Aim of the exercise: Report how many lines hold the word "phone"; give nothing but the number.

Supplied material:
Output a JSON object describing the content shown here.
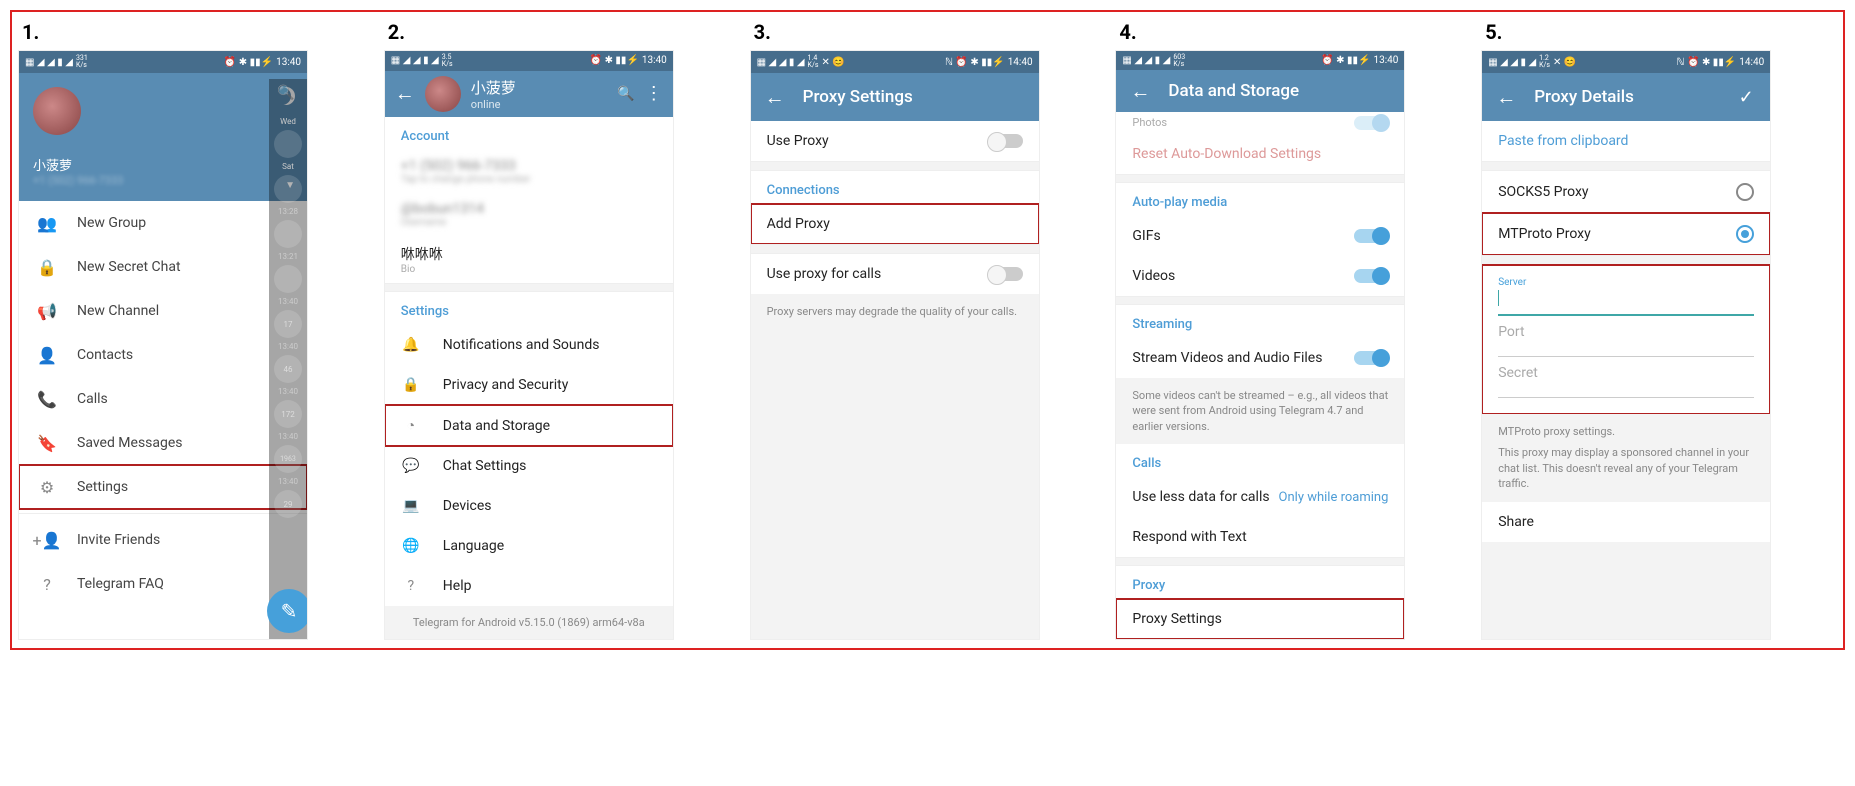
{
  "steps": [
    "1.",
    "2.",
    "3.",
    "4.",
    "5."
  ],
  "status": {
    "time1": "13:40",
    "time2": "13:40",
    "time3": "14:40",
    "time4": "13:40",
    "time5": "14:40",
    "speed1": "331",
    "unit": "K/s",
    "speed2": "3.5",
    "speed3": "1.4",
    "speed4": "603",
    "speed5": "1.2"
  },
  "p1": {
    "name": "小菠萝",
    "menu": {
      "newGroup": "New Group",
      "newSecret": "New Secret Chat",
      "newChannel": "New Channel",
      "contacts": "Contacts",
      "calls": "Calls",
      "saved": "Saved Messages",
      "settings": "Settings",
      "invite": "Invite Friends",
      "faq": "Telegram FAQ"
    },
    "dim": {
      "wed": "Wed",
      "sat": "Sat",
      "t1": "13:28",
      "t2": "13:21",
      "t3": "13:40",
      "t4": "13:40",
      "t5": "13:40",
      "t6": "13:40",
      "t7": "13:40",
      "b1": "17",
      "b2": "46",
      "b3": "172",
      "b4": "1963",
      "b5": "29"
    }
  },
  "p2": {
    "name": "小菠萝",
    "status": "online",
    "accountHead": "Account",
    "phone": "+1 (502) 966-7333",
    "phoneSub": "Tap to change phone number",
    "user": "@bobun1314",
    "userSub": "Username",
    "bio": "咻咻咻",
    "bioSub": "Bio",
    "settingsHead": "Settings",
    "items": {
      "notif": "Notifications and Sounds",
      "privacy": "Privacy and Security",
      "data": "Data and Storage",
      "chat": "Chat Settings",
      "devices": "Devices",
      "lang": "Language",
      "help": "Help"
    },
    "footer": "Telegram for Android v5.15.0 (1869) arm64-v8a"
  },
  "p3": {
    "title": "Proxy Settings",
    "useProxy": "Use Proxy",
    "connHead": "Connections",
    "addProxy": "Add Proxy",
    "useForCalls": "Use proxy for calls",
    "note": "Proxy servers may degrade the quality of your calls."
  },
  "p4": {
    "title": "Data and Storage",
    "photos": "Photos",
    "reset": "Reset Auto-Download Settings",
    "autoplayHead": "Auto-play media",
    "gifs": "GIFs",
    "videos": "Videos",
    "streamHead": "Streaming",
    "stream": "Stream Videos and Audio Files",
    "streamNote": "Some videos can't be streamed – e.g., all videos that were sent from Android using Telegram 4.7 and earlier versions.",
    "callsHead": "Calls",
    "lessData": "Use less data for calls",
    "lessDataVal": "Only while roaming",
    "respond": "Respond with Text",
    "proxyHead": "Proxy",
    "proxySettings": "Proxy Settings"
  },
  "p5": {
    "title": "Proxy Details",
    "paste": "Paste from clipboard",
    "socks": "SOCKS5 Proxy",
    "mtproto": "MTProto Proxy",
    "server": "Server",
    "port": "Port",
    "secret": "Secret",
    "note1": "MTProto proxy settings.",
    "note2": "This proxy may display a sponsored channel in your chat list. This doesn't reveal any of your Telegram traffic.",
    "share": "Share"
  }
}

Complete answer: 2